Stated exercise – For each line below that contains the string "individuals", copy that line.

## start Exercise material

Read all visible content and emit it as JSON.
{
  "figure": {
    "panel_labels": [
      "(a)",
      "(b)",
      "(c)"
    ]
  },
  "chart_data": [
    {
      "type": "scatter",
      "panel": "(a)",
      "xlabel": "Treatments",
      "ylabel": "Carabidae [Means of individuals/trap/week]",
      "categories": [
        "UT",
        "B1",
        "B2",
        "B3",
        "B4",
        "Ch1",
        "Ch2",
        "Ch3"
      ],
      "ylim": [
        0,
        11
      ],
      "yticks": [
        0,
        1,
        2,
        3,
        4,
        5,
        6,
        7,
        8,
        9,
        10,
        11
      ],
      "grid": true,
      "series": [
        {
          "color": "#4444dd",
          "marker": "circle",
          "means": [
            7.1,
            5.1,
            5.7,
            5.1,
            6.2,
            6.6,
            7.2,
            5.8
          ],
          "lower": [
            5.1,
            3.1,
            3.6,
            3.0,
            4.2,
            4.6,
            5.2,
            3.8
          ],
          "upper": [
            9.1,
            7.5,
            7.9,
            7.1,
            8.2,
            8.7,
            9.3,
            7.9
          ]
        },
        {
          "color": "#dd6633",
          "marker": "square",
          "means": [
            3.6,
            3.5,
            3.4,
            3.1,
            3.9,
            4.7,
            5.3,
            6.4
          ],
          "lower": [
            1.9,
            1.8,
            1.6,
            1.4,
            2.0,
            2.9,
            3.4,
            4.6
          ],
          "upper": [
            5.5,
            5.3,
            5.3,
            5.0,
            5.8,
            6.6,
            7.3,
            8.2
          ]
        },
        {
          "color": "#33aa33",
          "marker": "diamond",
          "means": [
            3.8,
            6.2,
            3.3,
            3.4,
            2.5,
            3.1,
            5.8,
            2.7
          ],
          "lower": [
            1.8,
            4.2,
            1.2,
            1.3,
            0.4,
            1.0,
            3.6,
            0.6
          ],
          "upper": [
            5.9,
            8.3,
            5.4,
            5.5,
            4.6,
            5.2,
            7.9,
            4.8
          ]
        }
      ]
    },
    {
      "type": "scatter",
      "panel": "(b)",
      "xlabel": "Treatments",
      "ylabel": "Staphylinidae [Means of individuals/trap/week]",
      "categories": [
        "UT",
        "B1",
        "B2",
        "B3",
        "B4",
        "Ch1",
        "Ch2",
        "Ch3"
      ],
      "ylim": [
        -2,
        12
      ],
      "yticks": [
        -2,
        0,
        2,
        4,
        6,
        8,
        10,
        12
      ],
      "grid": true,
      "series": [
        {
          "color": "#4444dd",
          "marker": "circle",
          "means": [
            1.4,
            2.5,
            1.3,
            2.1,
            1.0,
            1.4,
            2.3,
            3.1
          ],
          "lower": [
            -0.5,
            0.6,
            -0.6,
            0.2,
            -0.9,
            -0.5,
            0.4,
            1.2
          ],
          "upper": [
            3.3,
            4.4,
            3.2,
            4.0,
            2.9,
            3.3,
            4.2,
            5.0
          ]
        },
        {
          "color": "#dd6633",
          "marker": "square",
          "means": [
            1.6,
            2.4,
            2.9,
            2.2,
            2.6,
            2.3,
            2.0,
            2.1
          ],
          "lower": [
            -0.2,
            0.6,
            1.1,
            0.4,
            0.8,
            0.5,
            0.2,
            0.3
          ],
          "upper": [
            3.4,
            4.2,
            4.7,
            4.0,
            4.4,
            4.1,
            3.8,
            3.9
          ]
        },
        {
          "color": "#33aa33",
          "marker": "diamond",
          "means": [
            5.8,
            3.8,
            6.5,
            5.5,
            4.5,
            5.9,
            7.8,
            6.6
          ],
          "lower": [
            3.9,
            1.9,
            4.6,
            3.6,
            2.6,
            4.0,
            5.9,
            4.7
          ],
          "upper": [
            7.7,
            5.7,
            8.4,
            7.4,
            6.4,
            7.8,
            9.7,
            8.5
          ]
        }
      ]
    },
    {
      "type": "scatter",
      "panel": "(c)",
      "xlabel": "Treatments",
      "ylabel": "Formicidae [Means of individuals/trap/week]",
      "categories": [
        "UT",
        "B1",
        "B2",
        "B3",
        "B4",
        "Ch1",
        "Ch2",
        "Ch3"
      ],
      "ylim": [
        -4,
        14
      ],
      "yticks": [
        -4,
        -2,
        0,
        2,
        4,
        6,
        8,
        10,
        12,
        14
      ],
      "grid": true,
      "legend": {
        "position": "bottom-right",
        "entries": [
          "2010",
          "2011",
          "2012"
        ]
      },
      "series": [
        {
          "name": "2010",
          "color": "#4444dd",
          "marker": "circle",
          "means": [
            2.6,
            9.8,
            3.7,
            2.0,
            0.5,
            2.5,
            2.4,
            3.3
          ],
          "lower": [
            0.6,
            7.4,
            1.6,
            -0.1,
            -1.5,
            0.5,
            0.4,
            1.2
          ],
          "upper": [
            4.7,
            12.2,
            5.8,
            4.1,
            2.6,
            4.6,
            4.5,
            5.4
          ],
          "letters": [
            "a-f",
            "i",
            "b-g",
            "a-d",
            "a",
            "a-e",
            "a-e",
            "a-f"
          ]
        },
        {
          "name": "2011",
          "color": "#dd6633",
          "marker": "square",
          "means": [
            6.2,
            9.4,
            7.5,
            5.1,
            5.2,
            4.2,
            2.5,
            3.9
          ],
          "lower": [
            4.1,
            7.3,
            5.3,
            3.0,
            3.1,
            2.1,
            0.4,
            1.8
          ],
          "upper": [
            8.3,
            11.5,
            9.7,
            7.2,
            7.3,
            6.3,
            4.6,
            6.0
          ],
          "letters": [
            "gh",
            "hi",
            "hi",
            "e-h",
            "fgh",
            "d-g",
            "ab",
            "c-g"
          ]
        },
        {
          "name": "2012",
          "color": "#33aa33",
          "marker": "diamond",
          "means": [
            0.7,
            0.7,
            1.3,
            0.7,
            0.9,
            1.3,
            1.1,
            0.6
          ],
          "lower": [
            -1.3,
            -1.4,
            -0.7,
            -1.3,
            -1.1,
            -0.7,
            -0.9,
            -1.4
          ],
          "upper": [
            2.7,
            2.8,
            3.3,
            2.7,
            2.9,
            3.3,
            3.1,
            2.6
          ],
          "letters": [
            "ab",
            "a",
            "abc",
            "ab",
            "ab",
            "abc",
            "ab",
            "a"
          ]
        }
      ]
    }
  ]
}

## end Exercise material
## start Exercise material

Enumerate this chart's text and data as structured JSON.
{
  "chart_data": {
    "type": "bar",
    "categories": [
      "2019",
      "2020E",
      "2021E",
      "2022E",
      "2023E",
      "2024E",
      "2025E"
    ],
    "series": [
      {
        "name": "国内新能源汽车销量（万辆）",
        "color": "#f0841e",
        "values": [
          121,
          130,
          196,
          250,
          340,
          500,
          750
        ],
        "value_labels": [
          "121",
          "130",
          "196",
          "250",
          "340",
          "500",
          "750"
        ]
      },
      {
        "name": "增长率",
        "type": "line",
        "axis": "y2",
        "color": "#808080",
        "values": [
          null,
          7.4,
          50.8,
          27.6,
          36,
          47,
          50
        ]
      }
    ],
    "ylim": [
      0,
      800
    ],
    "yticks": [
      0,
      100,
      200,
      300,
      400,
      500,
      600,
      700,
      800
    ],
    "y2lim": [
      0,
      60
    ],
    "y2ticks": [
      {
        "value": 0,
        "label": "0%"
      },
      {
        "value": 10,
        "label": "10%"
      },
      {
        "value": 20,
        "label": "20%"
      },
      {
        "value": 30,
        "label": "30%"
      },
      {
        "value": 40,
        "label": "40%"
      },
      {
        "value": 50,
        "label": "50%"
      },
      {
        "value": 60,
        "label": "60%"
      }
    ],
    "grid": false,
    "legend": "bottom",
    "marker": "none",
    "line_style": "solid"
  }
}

## end Exercise material

Written solution –
      "ylabel": "Carabidae [Means of individuals/trap/week]",
      "ylabel": "Staphylinidae [Means of individuals/trap/week]",
      "ylabel": "Formicidae [Means of individuals/trap/week]",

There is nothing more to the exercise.